**GIVEN DATA:**
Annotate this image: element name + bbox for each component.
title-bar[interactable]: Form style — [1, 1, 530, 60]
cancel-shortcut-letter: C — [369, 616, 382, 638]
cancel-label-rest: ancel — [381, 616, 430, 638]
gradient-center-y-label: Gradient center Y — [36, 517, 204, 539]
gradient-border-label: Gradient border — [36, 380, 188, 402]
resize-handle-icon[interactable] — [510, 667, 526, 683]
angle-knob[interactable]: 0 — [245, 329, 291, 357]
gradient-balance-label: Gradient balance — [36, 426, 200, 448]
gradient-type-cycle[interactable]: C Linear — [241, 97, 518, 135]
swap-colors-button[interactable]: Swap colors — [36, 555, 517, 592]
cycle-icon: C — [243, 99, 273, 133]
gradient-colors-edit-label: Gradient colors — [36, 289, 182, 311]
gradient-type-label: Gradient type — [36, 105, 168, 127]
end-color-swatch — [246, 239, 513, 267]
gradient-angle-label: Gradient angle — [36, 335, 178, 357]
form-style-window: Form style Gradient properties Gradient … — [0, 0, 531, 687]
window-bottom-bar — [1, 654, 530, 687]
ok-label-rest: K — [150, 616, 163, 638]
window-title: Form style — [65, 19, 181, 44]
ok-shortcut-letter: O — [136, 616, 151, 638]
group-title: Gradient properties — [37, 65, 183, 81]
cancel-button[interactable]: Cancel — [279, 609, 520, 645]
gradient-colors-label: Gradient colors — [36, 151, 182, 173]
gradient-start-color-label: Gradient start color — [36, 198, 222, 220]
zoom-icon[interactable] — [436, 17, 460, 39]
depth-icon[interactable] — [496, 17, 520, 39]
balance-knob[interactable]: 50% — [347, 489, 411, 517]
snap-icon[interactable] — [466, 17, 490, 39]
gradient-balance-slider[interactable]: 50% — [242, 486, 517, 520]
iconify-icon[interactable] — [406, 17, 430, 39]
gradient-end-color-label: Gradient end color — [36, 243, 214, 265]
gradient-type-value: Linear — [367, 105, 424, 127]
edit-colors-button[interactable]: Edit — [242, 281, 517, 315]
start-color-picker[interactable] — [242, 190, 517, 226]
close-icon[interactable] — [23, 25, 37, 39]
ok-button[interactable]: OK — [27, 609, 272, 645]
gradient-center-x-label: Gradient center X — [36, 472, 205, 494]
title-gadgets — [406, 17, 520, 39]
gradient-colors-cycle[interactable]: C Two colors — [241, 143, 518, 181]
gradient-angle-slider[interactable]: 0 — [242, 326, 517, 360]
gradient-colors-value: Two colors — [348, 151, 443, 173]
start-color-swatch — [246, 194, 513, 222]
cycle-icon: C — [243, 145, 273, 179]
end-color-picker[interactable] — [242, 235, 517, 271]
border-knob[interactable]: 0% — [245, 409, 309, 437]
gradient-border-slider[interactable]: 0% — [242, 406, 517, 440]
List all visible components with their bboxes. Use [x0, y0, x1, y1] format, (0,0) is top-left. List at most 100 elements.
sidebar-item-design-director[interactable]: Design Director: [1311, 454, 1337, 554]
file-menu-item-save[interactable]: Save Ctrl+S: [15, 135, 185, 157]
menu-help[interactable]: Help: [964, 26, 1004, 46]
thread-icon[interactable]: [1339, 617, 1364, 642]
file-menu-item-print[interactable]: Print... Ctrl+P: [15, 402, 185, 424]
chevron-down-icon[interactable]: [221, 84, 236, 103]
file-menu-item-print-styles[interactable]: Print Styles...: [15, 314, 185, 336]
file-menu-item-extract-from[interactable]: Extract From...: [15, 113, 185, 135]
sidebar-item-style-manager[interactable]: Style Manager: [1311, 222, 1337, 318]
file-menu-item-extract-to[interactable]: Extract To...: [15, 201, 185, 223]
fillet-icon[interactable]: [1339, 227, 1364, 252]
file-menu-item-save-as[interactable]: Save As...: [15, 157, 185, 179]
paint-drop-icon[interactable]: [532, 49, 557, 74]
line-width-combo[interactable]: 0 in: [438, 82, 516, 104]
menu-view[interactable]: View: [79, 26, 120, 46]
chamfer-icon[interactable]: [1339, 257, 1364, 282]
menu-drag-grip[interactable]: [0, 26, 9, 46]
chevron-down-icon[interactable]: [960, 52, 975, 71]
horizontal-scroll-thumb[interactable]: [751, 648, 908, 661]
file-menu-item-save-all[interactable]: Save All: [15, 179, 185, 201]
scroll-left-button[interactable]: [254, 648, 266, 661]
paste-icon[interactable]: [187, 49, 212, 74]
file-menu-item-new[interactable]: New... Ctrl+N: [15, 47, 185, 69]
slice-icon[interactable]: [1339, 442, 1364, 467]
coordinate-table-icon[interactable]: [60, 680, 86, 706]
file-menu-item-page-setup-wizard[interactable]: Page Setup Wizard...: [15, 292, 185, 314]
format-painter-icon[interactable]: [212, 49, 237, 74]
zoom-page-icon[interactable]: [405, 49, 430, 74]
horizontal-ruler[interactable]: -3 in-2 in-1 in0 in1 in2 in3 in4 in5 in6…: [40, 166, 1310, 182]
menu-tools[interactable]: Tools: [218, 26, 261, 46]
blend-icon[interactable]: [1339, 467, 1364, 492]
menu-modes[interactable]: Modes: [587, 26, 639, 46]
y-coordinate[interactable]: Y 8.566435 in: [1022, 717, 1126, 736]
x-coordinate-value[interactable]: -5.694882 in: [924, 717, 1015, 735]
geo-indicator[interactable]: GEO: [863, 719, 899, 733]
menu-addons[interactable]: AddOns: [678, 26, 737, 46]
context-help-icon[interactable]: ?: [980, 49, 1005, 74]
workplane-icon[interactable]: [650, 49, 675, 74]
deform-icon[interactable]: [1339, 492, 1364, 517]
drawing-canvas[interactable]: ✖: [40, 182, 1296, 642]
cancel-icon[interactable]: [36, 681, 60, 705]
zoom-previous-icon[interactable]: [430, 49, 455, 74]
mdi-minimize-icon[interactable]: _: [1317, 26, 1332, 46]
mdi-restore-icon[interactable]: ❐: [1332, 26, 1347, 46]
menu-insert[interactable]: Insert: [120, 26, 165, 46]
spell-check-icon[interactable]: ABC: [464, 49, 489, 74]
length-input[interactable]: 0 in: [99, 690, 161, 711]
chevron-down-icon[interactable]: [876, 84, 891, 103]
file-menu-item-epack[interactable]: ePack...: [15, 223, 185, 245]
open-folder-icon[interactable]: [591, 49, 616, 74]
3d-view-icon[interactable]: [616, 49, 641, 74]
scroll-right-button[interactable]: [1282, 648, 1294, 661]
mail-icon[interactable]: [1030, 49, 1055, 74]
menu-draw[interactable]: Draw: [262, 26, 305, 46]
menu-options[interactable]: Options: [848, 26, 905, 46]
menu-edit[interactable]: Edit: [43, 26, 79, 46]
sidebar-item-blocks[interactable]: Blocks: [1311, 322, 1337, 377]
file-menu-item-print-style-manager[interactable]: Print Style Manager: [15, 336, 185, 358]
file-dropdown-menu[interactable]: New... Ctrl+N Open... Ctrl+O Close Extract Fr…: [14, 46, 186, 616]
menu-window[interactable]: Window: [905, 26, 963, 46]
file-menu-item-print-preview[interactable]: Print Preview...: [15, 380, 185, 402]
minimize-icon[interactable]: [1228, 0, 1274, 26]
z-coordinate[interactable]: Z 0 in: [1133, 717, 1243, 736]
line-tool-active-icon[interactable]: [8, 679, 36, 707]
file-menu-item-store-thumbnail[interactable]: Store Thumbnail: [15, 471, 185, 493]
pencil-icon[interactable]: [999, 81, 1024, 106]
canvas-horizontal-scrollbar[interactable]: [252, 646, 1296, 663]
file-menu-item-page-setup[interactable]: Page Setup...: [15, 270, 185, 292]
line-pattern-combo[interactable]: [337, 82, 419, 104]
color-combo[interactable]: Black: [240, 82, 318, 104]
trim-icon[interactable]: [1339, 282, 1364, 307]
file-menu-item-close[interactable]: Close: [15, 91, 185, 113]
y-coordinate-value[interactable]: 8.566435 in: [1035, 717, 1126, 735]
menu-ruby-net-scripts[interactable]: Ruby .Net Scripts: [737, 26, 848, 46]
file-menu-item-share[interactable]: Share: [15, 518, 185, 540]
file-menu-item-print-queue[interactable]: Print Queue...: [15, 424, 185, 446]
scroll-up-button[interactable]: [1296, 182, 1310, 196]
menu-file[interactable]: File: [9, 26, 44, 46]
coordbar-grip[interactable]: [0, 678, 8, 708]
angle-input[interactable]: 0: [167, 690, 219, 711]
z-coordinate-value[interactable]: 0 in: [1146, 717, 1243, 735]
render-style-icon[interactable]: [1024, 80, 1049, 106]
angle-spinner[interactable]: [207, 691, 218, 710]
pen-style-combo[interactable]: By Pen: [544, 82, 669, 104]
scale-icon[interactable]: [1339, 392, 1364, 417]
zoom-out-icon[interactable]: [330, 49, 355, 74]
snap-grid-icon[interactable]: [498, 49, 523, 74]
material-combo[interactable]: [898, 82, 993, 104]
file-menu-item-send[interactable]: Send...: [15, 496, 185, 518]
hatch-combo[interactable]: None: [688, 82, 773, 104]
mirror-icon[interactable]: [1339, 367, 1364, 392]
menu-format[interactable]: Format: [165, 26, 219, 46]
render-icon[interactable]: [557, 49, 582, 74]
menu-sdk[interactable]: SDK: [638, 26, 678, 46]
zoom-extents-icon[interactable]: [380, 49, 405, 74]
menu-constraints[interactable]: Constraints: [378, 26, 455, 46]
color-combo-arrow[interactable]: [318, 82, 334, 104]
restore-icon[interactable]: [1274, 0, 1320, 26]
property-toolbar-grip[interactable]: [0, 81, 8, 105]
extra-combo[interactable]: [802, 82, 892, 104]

**YOUR INSTRUCTIONS:** In the records, from the first line through the line containing "title-gadgets — [406, 17, 520, 39]" inclusive, replace "balance-knob" with "balance-dial" and reproduce those lines with nothing else changed.

**SOLUTION FOR THIS EXERCISE:**
Annotate this image: element name + bbox for each component.
title-bar[interactable]: Form style — [1, 1, 530, 60]
cancel-shortcut-letter: C — [369, 616, 382, 638]
cancel-label-rest: ancel — [381, 616, 430, 638]
gradient-center-y-label: Gradient center Y — [36, 517, 204, 539]
gradient-border-label: Gradient border — [36, 380, 188, 402]
resize-handle-icon[interactable] — [510, 667, 526, 683]
angle-knob[interactable]: 0 — [245, 329, 291, 357]
gradient-balance-label: Gradient balance — [36, 426, 200, 448]
gradient-type-cycle[interactable]: C Linear — [241, 97, 518, 135]
swap-colors-button[interactable]: Swap colors — [36, 555, 517, 592]
cycle-icon: C — [243, 99, 273, 133]
gradient-colors-edit-label: Gradient colors — [36, 289, 182, 311]
gradient-type-label: Gradient type — [36, 105, 168, 127]
end-color-swatch — [246, 239, 513, 267]
gradient-angle-label: Gradient angle — [36, 335, 178, 357]
form-style-window: Form style Gradient properties Gradient … — [0, 0, 531, 687]
window-bottom-bar — [1, 654, 530, 687]
ok-label-rest: K — [150, 616, 163, 638]
window-title: Form style — [65, 19, 181, 44]
ok-shortcut-letter: O — [136, 616, 151, 638]
group-title: Gradient properties — [37, 65, 183, 81]
cancel-button[interactable]: Cancel — [279, 609, 520, 645]
gradient-colors-label: Gradient colors — [36, 151, 182, 173]
gradient-start-color-label: Gradient start color — [36, 198, 222, 220]
zoom-icon[interactable] — [436, 17, 460, 39]
depth-icon[interactable] — [496, 17, 520, 39]
balance-dial[interactable]: 50% — [347, 489, 411, 517]
snap-icon[interactable] — [466, 17, 490, 39]
gradient-balance-slider[interactable]: 50% — [242, 486, 517, 520]
iconify-icon[interactable] — [406, 17, 430, 39]
gradient-end-color-label: Gradient end color — [36, 243, 214, 265]
gradient-type-value: Linear — [367, 105, 424, 127]
edit-colors-button[interactable]: Edit — [242, 281, 517, 315]
start-color-picker[interactable] — [242, 190, 517, 226]
close-icon[interactable] — [23, 25, 37, 39]
ok-button[interactable]: OK — [27, 609, 272, 645]
gradient-center-x-label: Gradient center X — [36, 472, 205, 494]
title-gadgets — [406, 17, 520, 39]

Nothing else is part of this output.